Short exercise ▸ Your task is to give the number of lines in the listing that include "this", and nothing else.

>> Start Data excerpts

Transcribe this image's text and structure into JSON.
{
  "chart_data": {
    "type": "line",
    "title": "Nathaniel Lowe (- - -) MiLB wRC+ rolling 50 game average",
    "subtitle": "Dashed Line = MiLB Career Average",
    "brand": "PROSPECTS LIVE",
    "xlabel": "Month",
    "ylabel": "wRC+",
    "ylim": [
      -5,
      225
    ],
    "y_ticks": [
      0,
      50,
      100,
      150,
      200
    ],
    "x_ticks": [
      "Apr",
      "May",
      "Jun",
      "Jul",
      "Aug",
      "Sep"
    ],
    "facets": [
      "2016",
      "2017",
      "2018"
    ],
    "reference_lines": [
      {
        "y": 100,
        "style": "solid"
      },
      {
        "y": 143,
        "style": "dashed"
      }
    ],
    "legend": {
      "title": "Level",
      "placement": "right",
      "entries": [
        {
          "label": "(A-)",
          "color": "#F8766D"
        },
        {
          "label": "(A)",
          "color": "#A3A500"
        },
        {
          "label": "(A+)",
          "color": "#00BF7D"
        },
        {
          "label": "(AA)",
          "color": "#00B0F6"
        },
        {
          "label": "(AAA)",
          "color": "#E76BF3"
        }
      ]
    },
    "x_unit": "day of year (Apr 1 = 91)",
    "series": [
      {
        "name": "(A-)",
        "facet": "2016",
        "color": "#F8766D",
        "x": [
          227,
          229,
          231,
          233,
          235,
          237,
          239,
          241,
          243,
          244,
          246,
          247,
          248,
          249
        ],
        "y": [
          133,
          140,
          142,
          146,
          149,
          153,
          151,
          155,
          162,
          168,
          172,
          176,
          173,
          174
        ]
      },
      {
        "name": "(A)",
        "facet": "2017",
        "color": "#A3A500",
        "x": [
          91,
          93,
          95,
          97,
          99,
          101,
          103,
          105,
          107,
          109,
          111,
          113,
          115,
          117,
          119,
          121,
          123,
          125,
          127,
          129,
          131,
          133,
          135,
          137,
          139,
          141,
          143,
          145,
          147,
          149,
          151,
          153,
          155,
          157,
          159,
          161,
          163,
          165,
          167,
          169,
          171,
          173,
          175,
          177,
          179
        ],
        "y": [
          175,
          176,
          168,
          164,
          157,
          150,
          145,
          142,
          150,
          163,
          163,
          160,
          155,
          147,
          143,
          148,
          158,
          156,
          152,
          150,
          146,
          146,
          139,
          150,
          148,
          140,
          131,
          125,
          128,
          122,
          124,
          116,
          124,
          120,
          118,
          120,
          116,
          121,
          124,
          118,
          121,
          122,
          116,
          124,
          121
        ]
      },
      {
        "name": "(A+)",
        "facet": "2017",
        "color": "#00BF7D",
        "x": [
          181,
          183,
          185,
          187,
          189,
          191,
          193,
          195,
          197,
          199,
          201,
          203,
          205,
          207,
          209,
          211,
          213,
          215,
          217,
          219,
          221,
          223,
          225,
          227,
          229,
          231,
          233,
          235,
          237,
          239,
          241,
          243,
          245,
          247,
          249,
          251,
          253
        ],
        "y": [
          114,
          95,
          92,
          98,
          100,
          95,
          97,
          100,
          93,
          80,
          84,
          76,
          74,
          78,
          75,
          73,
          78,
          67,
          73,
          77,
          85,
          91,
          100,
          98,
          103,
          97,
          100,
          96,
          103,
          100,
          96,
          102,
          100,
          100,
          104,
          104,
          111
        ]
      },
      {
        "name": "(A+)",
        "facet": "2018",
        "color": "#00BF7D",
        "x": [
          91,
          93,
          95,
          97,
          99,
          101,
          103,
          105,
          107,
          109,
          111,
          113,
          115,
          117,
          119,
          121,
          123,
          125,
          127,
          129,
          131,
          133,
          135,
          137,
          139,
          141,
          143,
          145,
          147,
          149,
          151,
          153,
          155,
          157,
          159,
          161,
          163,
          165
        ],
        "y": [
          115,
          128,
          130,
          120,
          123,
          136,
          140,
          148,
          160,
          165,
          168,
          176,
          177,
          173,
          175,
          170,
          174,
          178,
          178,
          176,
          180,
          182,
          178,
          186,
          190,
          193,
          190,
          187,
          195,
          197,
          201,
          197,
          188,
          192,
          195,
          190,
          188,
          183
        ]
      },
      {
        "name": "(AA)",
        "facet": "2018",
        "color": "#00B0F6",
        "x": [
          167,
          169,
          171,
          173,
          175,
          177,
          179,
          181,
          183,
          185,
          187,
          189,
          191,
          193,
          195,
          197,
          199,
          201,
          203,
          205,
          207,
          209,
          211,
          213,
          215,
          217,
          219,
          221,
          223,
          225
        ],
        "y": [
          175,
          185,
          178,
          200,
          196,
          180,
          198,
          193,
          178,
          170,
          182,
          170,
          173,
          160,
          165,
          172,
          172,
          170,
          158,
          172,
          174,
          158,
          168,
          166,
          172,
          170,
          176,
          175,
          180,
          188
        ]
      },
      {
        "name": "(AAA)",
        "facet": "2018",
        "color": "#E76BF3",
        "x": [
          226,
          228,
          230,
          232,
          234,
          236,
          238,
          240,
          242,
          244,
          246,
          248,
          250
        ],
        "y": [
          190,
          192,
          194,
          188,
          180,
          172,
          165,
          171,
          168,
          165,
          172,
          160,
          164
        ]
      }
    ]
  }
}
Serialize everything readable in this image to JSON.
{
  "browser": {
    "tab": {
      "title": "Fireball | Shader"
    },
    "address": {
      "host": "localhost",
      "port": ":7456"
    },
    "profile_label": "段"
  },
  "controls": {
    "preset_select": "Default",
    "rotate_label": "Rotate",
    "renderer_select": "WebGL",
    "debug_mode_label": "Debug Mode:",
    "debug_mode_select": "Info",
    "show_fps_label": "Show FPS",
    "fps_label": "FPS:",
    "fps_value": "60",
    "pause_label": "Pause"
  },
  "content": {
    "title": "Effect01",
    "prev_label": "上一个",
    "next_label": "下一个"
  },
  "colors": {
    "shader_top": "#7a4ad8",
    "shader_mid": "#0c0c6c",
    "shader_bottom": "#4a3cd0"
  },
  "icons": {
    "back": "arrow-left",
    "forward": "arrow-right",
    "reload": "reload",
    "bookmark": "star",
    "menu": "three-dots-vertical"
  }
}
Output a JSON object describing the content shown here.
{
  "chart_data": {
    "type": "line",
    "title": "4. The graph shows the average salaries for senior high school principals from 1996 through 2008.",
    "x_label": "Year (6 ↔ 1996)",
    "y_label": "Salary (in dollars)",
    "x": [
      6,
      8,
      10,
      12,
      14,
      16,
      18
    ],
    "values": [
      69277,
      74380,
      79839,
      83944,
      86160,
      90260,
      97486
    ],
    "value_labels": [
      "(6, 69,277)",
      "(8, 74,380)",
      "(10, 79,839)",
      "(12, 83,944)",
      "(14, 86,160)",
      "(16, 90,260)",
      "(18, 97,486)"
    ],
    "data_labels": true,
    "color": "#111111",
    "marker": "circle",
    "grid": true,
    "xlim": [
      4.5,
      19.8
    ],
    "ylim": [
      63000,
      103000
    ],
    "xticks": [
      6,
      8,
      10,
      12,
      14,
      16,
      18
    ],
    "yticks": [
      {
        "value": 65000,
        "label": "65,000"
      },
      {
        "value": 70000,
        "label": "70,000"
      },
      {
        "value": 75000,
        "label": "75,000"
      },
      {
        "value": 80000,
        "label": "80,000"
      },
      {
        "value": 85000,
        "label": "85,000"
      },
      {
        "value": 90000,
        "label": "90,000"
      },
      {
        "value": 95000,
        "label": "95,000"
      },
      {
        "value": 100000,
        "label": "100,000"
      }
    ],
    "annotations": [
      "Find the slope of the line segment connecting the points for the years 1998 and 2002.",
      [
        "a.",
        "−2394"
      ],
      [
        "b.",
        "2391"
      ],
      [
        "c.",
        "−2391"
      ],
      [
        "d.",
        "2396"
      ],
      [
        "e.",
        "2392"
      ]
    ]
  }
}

>> End Data excerpts

Worked solution ▸ 2